**What you have to do**
Pick every line with "возможностям" from the material below.

**Extracted data entries**
────────────────

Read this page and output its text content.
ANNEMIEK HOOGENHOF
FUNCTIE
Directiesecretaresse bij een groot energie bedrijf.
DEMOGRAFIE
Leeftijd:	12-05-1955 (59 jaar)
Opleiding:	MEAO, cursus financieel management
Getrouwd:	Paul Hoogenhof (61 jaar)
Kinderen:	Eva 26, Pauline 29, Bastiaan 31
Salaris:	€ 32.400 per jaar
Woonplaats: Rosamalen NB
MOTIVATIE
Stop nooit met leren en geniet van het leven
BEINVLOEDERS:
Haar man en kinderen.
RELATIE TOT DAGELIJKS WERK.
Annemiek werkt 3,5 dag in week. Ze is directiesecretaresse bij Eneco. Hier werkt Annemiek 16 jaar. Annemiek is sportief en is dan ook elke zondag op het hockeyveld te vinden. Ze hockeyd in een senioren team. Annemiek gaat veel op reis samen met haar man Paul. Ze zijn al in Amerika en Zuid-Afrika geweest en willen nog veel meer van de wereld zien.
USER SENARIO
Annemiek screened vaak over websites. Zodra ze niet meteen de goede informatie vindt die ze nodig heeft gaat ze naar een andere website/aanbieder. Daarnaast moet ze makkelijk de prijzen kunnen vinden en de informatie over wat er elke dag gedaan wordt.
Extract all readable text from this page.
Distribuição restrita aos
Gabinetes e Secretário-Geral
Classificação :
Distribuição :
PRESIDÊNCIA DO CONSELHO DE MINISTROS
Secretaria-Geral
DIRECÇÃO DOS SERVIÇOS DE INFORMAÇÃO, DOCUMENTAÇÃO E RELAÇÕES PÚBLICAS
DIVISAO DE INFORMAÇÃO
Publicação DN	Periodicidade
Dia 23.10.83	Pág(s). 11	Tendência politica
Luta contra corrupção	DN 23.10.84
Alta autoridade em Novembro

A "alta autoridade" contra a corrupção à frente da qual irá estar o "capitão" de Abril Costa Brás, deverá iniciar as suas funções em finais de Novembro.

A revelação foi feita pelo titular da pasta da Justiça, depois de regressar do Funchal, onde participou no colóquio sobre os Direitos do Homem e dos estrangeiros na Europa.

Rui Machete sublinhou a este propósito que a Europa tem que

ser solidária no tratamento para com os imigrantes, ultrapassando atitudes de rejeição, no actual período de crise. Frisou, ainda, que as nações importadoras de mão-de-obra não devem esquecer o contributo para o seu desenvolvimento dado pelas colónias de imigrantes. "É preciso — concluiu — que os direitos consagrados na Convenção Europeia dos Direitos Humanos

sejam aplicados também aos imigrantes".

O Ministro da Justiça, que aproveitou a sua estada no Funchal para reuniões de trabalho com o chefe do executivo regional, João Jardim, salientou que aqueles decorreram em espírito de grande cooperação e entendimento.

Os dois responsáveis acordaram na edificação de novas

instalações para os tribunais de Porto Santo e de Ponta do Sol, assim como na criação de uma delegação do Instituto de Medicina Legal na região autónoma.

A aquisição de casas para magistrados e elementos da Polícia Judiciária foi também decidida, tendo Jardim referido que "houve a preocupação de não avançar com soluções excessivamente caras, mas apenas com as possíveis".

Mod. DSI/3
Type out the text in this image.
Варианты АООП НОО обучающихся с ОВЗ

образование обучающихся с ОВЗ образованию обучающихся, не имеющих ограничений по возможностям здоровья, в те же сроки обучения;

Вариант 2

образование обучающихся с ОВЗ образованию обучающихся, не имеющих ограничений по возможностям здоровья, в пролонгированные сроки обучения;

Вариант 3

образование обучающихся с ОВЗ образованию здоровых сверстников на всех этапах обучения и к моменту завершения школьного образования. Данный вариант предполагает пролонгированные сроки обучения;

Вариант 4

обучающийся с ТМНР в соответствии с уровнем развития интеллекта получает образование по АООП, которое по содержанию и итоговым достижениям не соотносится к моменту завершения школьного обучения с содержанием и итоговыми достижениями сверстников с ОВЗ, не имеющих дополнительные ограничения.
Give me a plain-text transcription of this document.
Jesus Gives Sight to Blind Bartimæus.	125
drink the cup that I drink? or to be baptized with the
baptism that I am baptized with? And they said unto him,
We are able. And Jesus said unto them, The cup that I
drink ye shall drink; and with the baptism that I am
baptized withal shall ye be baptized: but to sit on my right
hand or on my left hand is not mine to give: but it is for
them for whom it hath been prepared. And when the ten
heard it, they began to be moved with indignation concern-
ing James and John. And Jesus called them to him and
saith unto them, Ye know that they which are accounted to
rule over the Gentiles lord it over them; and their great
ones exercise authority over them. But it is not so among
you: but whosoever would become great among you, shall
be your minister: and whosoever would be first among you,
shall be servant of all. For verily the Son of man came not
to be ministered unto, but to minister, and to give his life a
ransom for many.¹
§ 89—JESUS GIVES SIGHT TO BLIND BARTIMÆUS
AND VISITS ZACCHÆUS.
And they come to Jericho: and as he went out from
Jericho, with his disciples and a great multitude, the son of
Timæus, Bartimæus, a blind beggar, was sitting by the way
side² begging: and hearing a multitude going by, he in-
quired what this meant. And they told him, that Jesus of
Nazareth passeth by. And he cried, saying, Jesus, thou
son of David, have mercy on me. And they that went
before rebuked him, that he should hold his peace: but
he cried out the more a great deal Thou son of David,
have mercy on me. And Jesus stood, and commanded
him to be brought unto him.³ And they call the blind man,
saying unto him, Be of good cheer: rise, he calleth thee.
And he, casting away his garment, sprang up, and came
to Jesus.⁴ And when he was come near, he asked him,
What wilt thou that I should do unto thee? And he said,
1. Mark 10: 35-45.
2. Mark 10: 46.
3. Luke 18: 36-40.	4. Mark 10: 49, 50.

────────────────

**Complete response**
образование обучающихся с ОВЗ образованию обучающихся, не имеющих ограничений по возможностям здоровья, в те же сроки обучения;
образование обучающихся с ОВЗ образованию обучающихся, не имеющих ограничений по возможностям здоровья, в пролонгированные сроки обучения;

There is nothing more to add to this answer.